_AIM OF THE TASK_
Your reply should be a single number: how many lines contain the string "Corruption".

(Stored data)
- - -
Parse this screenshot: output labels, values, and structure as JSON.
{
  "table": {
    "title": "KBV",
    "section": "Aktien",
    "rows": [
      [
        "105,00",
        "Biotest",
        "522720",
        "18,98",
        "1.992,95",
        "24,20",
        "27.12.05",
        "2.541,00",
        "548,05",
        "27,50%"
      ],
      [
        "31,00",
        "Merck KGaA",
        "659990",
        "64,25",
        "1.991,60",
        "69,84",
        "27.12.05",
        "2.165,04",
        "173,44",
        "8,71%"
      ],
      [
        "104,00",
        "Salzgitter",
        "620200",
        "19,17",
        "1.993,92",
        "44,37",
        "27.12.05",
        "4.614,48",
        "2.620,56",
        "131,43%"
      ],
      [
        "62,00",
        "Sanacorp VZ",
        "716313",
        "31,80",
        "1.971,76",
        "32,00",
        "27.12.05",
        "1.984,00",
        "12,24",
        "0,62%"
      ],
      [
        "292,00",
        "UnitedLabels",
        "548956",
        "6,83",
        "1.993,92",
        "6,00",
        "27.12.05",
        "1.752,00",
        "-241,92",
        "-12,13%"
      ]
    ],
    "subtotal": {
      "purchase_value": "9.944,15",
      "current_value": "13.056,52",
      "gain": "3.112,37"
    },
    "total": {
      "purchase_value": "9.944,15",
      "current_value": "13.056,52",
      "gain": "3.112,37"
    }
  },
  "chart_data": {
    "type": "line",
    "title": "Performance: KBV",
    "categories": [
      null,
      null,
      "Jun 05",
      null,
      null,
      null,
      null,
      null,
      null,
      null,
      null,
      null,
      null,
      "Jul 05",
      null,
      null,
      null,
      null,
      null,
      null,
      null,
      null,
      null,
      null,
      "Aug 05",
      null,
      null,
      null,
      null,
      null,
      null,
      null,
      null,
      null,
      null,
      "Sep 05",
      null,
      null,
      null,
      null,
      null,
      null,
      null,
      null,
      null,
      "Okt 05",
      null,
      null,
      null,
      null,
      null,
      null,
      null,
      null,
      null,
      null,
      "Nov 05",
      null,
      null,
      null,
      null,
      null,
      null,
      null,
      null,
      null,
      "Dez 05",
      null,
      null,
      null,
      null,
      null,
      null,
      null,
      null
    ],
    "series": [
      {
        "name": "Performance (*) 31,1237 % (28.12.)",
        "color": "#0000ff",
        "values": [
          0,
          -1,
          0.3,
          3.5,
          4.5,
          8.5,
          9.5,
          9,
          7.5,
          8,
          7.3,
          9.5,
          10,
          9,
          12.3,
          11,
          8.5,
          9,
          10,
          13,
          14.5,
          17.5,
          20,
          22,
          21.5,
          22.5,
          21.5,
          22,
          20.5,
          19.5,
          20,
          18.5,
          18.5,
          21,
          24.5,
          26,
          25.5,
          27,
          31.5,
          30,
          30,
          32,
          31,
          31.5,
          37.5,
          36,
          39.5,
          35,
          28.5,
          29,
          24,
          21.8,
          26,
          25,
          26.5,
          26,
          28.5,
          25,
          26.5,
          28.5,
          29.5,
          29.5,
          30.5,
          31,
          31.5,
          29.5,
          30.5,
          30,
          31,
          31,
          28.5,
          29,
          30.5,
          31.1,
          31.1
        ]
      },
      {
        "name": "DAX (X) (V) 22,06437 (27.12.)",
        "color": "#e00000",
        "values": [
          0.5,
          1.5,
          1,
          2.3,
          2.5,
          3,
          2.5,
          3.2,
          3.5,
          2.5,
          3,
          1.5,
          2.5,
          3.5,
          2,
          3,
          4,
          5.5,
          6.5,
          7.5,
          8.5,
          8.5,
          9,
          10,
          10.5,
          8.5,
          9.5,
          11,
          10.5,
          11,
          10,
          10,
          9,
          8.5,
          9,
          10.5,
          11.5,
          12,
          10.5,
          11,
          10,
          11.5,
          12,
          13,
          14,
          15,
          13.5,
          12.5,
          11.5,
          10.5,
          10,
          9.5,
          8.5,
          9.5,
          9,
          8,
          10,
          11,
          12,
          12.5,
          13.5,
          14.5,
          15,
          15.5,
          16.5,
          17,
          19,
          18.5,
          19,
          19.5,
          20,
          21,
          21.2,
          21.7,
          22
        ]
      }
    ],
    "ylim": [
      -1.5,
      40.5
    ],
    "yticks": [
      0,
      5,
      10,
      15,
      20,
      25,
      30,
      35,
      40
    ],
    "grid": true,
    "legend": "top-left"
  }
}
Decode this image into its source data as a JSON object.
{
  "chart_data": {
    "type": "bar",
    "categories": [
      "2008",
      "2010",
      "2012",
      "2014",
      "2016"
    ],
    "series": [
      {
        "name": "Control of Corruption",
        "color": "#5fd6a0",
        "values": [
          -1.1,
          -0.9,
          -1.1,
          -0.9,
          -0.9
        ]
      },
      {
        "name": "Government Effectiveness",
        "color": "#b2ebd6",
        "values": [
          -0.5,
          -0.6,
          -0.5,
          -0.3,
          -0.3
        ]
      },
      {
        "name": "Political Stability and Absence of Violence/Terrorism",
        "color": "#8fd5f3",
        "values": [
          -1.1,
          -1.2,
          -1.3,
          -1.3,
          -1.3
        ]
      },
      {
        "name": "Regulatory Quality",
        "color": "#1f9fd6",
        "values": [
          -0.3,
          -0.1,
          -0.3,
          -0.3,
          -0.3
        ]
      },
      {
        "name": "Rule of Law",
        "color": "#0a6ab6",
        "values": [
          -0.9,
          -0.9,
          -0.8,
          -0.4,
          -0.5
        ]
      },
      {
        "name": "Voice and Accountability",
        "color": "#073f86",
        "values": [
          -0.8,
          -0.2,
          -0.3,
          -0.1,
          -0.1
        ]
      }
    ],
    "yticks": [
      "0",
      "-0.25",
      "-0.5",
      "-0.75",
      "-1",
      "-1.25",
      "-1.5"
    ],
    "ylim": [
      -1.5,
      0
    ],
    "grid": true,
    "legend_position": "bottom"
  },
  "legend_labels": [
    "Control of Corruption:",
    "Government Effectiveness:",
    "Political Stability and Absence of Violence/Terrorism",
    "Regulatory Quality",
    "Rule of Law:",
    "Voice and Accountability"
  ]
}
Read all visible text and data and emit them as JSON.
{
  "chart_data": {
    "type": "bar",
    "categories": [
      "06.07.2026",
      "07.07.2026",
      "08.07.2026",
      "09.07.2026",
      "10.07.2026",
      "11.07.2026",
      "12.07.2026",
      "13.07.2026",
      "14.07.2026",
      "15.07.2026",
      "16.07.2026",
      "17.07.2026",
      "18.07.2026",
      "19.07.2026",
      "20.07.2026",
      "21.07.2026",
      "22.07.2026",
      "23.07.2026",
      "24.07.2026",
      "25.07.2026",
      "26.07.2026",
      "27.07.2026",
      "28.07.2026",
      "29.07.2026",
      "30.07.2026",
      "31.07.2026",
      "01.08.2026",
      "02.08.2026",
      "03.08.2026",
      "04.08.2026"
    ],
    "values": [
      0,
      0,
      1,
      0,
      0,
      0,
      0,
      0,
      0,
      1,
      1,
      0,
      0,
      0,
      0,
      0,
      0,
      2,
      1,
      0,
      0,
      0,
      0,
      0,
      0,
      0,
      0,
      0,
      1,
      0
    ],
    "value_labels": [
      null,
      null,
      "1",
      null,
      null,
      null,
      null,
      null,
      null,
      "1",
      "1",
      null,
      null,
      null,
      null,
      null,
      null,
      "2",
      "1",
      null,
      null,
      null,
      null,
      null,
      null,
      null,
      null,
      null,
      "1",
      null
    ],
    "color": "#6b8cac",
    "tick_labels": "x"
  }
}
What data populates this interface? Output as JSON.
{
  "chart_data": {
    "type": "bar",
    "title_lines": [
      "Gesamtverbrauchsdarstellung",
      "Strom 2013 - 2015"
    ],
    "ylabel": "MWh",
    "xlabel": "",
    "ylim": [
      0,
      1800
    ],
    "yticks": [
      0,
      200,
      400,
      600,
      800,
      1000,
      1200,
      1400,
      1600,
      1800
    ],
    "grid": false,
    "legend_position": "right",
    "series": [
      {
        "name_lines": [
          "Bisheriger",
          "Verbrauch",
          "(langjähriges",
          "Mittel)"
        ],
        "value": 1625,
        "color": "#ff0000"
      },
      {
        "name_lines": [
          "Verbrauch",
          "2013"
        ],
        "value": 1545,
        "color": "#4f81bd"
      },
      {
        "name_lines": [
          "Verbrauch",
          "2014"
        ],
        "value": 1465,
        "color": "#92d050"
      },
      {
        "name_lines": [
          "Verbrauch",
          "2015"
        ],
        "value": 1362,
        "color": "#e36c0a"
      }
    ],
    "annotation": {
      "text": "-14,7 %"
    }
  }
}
- - -
_RESULT FOR THIS EXERCISE_
2